● **Aim of the task**
List each line of the data that holds the string "Speakers", please.

● **Data in this exercise**

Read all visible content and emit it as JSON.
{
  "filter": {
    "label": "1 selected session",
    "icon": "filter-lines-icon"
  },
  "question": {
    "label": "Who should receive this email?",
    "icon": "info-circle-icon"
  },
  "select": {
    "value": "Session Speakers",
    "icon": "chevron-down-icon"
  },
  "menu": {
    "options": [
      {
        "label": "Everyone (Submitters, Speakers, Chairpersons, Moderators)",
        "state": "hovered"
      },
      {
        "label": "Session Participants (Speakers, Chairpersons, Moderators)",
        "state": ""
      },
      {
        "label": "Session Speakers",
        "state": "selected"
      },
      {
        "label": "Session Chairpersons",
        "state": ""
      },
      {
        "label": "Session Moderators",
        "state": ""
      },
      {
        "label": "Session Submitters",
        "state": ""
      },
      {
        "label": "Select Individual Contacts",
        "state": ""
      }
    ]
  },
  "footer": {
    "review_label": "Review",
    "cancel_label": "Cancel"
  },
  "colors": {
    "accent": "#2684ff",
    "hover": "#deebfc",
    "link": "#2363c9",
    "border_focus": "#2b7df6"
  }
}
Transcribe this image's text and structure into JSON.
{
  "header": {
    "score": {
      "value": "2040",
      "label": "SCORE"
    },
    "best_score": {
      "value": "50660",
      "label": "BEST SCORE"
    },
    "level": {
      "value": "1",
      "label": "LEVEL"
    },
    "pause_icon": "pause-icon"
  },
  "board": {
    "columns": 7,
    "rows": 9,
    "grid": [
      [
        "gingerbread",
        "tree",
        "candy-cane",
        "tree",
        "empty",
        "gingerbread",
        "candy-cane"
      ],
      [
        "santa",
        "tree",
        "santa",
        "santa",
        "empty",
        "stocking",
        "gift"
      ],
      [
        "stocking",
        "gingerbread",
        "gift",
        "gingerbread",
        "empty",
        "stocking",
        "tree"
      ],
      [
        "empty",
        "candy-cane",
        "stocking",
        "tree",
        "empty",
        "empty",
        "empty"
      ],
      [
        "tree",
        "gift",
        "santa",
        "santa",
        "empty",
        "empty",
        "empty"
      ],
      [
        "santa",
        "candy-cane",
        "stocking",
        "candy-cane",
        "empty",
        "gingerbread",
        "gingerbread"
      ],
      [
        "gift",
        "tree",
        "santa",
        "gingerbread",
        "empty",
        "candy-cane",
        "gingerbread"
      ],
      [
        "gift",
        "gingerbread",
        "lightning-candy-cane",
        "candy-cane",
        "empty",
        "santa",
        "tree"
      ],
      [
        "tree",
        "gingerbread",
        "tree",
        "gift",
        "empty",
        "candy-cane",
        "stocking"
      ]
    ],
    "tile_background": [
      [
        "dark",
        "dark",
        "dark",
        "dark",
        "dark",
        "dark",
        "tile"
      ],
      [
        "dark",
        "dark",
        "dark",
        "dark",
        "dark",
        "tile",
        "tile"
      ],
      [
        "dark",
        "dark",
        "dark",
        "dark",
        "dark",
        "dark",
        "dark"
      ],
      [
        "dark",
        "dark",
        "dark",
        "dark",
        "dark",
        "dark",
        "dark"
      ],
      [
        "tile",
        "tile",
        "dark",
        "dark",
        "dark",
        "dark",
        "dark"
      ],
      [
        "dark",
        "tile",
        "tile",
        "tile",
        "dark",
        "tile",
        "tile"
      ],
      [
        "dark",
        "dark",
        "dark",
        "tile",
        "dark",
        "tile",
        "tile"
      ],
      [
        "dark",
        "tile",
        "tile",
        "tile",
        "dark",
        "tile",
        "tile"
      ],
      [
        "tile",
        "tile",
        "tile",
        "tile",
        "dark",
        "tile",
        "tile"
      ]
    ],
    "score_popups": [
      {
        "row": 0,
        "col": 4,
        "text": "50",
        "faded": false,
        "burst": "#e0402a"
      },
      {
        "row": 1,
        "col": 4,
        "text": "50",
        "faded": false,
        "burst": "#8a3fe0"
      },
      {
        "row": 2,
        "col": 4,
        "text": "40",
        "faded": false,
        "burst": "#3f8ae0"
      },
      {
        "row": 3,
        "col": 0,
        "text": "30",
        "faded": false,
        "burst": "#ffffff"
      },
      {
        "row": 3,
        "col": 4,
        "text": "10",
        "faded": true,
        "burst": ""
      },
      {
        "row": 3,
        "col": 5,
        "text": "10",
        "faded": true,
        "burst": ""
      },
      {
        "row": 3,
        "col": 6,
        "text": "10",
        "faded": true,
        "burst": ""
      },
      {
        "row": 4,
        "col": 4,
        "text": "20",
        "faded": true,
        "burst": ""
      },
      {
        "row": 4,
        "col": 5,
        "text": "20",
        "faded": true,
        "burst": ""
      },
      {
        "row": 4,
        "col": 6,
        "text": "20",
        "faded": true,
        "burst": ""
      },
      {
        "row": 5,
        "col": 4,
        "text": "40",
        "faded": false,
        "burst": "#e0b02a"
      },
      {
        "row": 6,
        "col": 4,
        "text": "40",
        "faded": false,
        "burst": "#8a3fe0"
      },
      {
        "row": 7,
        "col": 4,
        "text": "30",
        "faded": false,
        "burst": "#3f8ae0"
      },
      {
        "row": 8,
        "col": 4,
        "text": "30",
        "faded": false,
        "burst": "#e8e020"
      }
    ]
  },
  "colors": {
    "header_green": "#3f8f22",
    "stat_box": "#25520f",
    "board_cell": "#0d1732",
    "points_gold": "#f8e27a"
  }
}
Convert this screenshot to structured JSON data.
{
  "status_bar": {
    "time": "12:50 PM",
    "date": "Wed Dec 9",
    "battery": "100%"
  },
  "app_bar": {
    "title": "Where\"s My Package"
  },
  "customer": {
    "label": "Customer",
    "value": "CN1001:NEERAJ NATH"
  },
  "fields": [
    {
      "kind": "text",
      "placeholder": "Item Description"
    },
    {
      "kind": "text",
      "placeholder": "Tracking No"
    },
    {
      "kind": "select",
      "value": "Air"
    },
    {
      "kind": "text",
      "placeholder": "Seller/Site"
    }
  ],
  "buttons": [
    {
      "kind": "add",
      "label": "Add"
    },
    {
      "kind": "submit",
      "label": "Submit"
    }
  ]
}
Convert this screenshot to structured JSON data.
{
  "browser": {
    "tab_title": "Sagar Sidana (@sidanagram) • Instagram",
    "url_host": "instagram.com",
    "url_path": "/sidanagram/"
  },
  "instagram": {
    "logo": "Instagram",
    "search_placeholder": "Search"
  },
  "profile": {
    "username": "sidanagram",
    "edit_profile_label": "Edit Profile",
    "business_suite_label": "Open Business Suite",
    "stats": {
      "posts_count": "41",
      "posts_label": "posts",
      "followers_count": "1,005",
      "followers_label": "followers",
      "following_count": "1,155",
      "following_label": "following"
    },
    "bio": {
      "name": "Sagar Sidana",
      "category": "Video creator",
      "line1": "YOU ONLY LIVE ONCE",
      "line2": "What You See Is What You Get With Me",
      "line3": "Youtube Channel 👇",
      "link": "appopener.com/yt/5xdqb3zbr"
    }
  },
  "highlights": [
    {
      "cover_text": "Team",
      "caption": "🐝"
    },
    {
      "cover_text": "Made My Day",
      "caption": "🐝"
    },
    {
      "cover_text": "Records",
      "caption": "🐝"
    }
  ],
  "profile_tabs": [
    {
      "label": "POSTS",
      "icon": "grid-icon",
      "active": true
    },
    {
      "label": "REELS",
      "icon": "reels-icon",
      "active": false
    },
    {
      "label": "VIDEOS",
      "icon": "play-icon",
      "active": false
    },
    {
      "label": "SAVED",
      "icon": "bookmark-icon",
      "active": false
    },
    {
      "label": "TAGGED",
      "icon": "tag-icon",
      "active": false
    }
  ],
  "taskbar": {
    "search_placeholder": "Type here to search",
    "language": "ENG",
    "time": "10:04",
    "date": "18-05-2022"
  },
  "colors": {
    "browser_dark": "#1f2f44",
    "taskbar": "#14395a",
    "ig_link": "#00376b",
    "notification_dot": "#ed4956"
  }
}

● **Full solution**
    "value": "Session Speakers",
        "label": "Everyone (Submitters, Speakers, Chairpersons, Moderators)",
        "label": "Session Participants (Speakers, Chairpersons, Moderators)",
        "label": "Session Speakers",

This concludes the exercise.